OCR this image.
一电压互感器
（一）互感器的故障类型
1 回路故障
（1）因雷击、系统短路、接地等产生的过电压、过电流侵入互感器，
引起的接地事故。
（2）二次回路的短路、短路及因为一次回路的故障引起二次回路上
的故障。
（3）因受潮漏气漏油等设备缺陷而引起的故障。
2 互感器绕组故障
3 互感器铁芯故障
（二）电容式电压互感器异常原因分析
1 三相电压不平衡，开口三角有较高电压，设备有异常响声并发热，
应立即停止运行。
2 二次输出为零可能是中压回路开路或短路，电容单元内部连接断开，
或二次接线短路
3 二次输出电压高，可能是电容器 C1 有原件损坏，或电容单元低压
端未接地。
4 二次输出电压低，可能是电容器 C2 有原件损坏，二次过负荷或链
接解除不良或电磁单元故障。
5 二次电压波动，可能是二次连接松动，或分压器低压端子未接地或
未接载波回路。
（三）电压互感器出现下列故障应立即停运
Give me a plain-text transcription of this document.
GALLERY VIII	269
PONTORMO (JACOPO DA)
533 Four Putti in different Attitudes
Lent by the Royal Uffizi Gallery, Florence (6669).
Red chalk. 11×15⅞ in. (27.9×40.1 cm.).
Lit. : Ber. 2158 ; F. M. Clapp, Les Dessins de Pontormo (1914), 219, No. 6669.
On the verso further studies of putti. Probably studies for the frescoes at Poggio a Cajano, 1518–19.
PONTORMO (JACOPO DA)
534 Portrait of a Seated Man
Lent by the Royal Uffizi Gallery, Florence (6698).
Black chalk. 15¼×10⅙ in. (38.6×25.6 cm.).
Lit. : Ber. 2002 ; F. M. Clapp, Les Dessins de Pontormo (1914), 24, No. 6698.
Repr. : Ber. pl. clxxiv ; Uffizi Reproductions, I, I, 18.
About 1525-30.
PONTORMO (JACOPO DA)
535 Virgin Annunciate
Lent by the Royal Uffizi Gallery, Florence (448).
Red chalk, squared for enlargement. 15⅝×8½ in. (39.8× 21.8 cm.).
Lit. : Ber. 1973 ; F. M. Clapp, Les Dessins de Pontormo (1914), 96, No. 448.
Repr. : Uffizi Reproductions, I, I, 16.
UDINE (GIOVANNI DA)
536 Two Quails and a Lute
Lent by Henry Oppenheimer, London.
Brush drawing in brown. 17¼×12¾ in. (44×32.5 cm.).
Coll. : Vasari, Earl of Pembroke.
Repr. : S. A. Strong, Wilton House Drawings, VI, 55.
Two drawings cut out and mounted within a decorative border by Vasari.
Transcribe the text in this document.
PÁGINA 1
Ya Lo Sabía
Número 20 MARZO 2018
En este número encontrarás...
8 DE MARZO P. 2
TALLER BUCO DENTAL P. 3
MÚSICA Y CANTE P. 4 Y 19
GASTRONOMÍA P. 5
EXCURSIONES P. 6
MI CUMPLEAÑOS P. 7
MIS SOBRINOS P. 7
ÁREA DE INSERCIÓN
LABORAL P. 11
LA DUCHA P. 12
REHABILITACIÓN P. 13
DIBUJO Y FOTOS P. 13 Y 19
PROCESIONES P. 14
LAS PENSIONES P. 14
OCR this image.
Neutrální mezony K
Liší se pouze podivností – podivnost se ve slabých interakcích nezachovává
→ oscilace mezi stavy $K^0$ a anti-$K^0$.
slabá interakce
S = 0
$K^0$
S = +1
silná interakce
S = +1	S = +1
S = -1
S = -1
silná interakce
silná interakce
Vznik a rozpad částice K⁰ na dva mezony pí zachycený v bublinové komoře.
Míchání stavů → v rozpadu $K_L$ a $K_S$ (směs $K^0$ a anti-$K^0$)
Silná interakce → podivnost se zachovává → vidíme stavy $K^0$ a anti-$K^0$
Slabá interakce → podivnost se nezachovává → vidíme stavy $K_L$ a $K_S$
•••
Write out the material from the first line to the last, exactly.

*Result of the task:*
OCR this image.
一电压互感器
（一）互感器的故障类型
1 回路故障
（1）因雷击、系统短路、接地等产生的过电压、过电流侵入互感器，
引起的接地事故。
（2）二次回路的短路、短路及因为一次回路的故障引起二次回路上
的故障。
（3）因受潮漏气漏油等设备缺陷而引起的故障。
2 互感器绕组故障
3 互感器铁芯故障
（二）电容式电压互感器异常原因分析
1 三相电压不平衡，开口三角有较高电压，设备有异常响声并发热，
应立即停止运行。
2 二次输出为零可能是中压回路开路或短路，电容单元内部连接断开，
或二次接线短路
3 二次输出电压高，可能是电容器 C1 有原件损坏，或电容单元低压
端未接地。
4 二次输出电压低，可能是电容器 C2 有原件损坏，二次过负荷或链
接解除不良或电磁单元故障。
5 二次电压波动，可能是二次连接松动，或分压器低压端子未接地或
未接载波回路。
（三）电压互感器出现下列故障应立即停运
Give me a plain-text transcription of this document.
GALLERY VIII	269
PONTORMO (JACOPO DA)
533 Four Putti in different Attitudes
Lent by the Royal Uffizi Gallery, Florence (6669).
Red chalk. 11×15⅞ in. (27.9×40.1 cm.).
Lit. : Ber. 2158 ; F. M. Clapp, Les Dessins de Pontormo (1914), 219, No. 6669.
On the verso further studies of putti. Probably studies for the frescoes at Poggio a Cajano, 1518–19.
PONTORMO (JACOPO DA)
534 Portrait of a Seated Man
Lent by the Royal Uffizi Gallery, Florence (6698).
Black chalk. 15¼×10⅙ in. (38.6×25.6 cm.).
Lit. : Ber. 2002 ; F. M. Clapp, Les Dessins de Pontormo (1914), 24, No. 6698.
Repr. : Ber. pl. clxxiv ; Uffizi Reproductions, I, I, 18.
About 1525-30.
PONTORMO (JACOPO DA)
535 Virgin Annunciate
Lent by the Royal Uffizi Gallery, Florence (448).
Red chalk, squared for enlargement. 15⅝×8½ in. (39.8× 21.8 cm.).
Lit. : Ber. 1973 ; F. M. Clapp, Les Dessins de Pontormo (1914), 96, No. 448.
Repr. : Uffizi Reproductions, I, I, 16.
UDINE (GIOVANNI DA)
536 Two Quails and a Lute
Lent by Henry Oppenheimer, London.
Brush drawing in brown. 17¼×12¾ in. (44×32.5 cm.).
Coll. : Vasari, Earl of Pembroke.
Repr. : S. A. Strong, Wilton House Drawings, VI, 55.
Two drawings cut out and mounted within a decorative border by Vasari.
Transcribe the text in this document.
PÁGINA 1
Ya Lo Sabía
Número 20 MARZO 2018
En este número encontrarás...
8 DE MARZO P. 2
TALLER BUCO DENTAL P. 3
MÚSICA Y CANTE P. 4 Y 19
GASTRONOMÍA P. 5
EXCURSIONES P. 6
MI CUMPLEAÑOS P. 7
MIS SOBRINOS P. 7
ÁREA DE INSERCIÓN
LABORAL P. 11
LA DUCHA P. 12
REHABILITACIÓN P. 13
DIBUJO Y FOTOS P. 13 Y 19
PROCESIONES P. 14
LAS PENSIONES P. 14
OCR this image.
Neutrální mezony K
Liší se pouze podivností – podivnost se ve slabých interakcích nezachovává
→ oscilace mezi stavy $K^0$ a anti-$K^0$.
slabá interakce
S = 0
$K^0$
S = +1
silná interakce
S = +1	S = +1
S = -1
S = -1
silná interakce
silná interakce
Vznik a rozpad částice K⁰ na dva mezony pí zachycený v bublinové komoře.
Míchání stavů → v rozpadu $K_L$ a $K_S$ (směs $K^0$ a anti-$K^0$)
Silná interakce → podivnost se zachovává → vidíme stavy $K^0$ a anti-$K^0$
Slabá interakce → podivnost se nezachovává → vidíme stavy $K_L$ a $K_S$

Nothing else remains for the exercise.